===== Task inputs
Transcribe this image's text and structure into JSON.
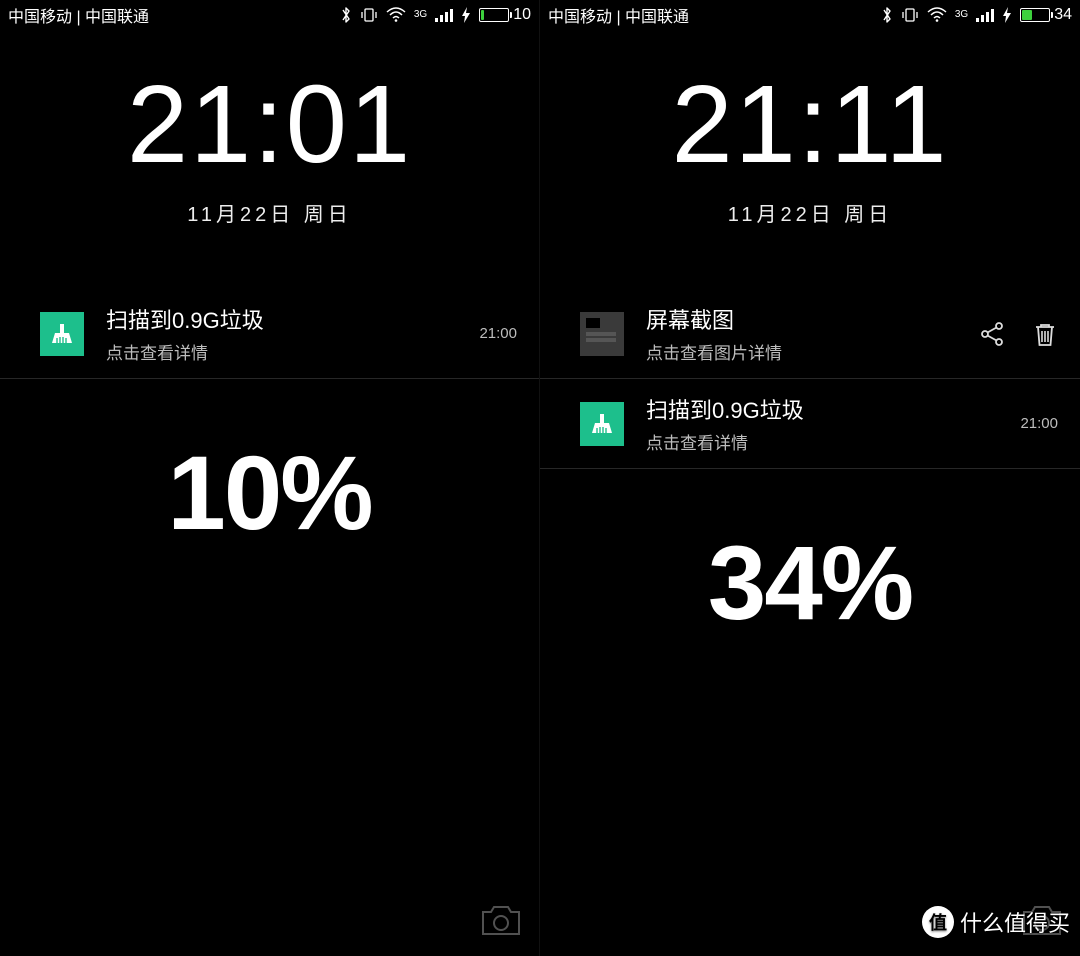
{
  "left": {
    "status": {
      "carriers": "中国移动 | 中国联通",
      "network_label": "3G",
      "battery_pct": 10,
      "battery_text": "10"
    },
    "clock": "21:01",
    "date": "11月22日  周日",
    "notifs": [
      {
        "title": "扫描到0.9G垃圾",
        "sub": "点击查看详情",
        "time": "21:00",
        "icon": "broom"
      }
    ],
    "percent": "10%"
  },
  "right": {
    "status": {
      "carriers": "中国移动 | 中国联通",
      "network_label": "3G",
      "battery_pct": 34,
      "battery_text": "34"
    },
    "clock": "21:11",
    "date": "11月22日  周日",
    "notifs": [
      {
        "title": "屏幕截图",
        "sub": "点击查看图片详情",
        "time": "",
        "icon": "thumb",
        "actions": true
      },
      {
        "title": "扫描到0.9G垃圾",
        "sub": "点击查看详情",
        "time": "21:00",
        "icon": "broom"
      }
    ],
    "percent": "34%"
  },
  "watermark": {
    "badge": "值",
    "text": "什么值得买"
  }
}
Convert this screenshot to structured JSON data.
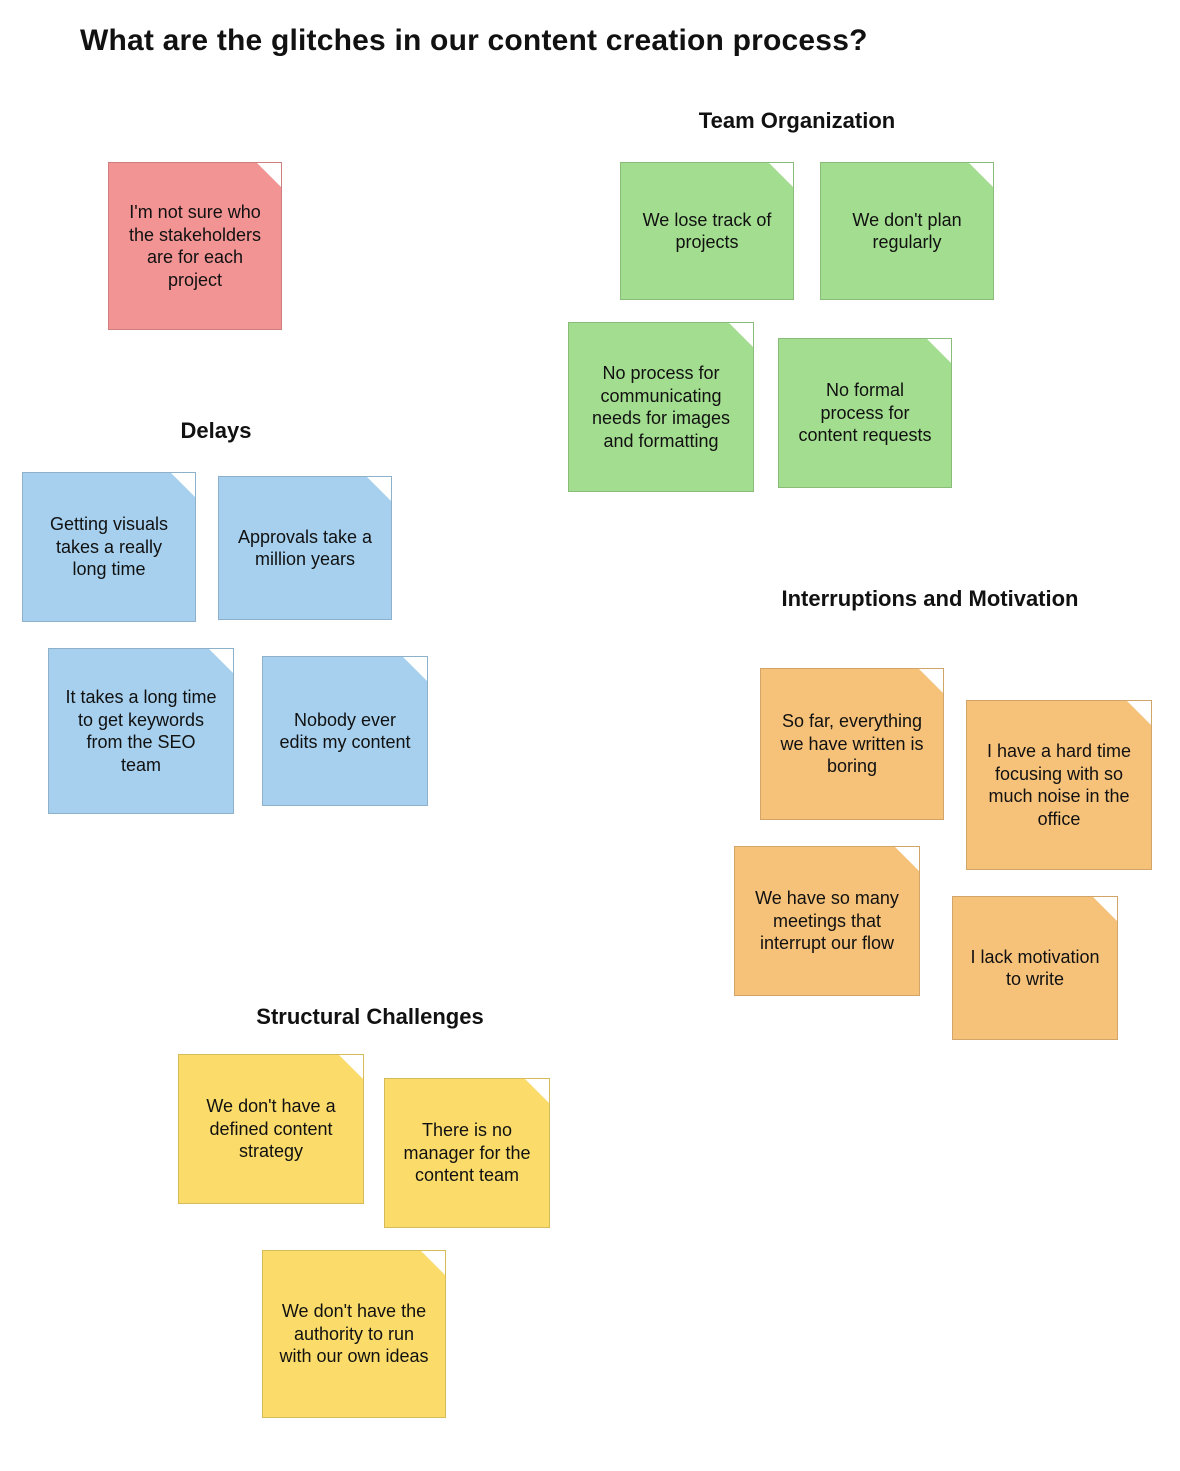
{
  "title": "What are the glitches in our content creation process?",
  "groups": {
    "team_org": "Team Organization",
    "delays": "Delays",
    "interruptions": "Interruptions and Motivation",
    "structural": "Structural Challenges"
  },
  "notes": {
    "stakeholders": "I'm not sure who the stakeholders are for each project",
    "lose_track": "We lose track of projects",
    "no_plan": "We don't plan regularly",
    "no_comms_process": "No process for communicating needs for images and formatting",
    "no_request_process": "No formal process for content requests",
    "visuals_slow": "Getting visuals takes a really long time",
    "approvals_slow": "Approvals take a million years",
    "seo_keywords_slow": "It takes a long time to get keywords from the SEO team",
    "no_edits": "Nobody ever edits my content",
    "boring": "So far, everything we have written is boring",
    "noise": "I have a hard time focusing with so much noise in the office",
    "meetings": "We have so many meetings that interrupt our flow",
    "motivation": "I lack motivation to write",
    "no_strategy": "We don't have a defined content strategy",
    "no_manager": "There is no manager for the content team",
    "no_authority": "We don't have the authority to run with our own ideas"
  },
  "colors": {
    "red": "#f29494",
    "green": "#a3dd8f",
    "blue": "#a6d0ee",
    "orange": "#f6c27a",
    "yellow": "#fbdc6a"
  }
}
==========
Write out every line of the listing that holds the word "with".

_Answer to the problem_.
    "noise": "I have a hard time focusing with so much noise in the office",
    "no_authority": "We don't have the authority to run with our own ideas"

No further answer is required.